TASK TO CARRY OUT >>
Below are entries. Pull out all lines containing "Treasurer".
___ ROWS
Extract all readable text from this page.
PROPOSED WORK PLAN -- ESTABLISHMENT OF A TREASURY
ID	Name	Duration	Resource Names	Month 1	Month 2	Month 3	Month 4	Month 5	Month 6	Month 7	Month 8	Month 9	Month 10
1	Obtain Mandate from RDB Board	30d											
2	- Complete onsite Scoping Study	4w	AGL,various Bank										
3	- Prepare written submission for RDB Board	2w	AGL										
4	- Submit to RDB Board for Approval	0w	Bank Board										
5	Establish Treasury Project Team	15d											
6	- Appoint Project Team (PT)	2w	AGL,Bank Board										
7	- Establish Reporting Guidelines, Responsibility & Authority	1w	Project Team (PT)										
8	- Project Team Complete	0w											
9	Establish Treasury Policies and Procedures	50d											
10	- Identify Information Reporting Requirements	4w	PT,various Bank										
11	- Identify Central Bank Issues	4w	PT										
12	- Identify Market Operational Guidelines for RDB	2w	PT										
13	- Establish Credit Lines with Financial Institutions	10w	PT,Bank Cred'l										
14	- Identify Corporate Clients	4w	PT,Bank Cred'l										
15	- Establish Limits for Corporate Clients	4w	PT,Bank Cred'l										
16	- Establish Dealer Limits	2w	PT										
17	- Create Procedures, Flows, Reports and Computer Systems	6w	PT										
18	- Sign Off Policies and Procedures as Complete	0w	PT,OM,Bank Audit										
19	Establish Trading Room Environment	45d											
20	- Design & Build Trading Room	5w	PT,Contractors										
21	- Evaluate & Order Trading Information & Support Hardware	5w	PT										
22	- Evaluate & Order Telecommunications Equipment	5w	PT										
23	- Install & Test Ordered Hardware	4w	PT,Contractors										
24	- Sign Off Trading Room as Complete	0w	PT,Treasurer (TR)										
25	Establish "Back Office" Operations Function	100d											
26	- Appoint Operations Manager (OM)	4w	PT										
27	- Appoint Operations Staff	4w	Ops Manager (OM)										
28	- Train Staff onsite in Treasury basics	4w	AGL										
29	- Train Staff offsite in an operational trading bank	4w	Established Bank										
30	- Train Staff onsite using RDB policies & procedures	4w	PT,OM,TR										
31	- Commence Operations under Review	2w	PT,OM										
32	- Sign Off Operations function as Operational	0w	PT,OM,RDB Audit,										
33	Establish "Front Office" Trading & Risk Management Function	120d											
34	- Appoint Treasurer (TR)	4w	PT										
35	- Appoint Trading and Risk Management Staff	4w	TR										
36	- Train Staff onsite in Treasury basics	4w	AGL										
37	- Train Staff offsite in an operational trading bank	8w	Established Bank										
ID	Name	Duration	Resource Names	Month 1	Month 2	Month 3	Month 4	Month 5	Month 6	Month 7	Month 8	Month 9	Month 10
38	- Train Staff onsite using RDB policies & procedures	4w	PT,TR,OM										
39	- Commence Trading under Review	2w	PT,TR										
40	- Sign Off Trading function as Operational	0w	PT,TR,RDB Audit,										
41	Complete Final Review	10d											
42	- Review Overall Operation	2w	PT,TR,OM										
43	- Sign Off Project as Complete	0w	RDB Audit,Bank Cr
______
ANSWER IN FULL >>
24	- Sign Off Trading Room as Complete	0w	PT,Treasurer (TR)										
34	- Appoint Treasurer (TR)	4w	PT										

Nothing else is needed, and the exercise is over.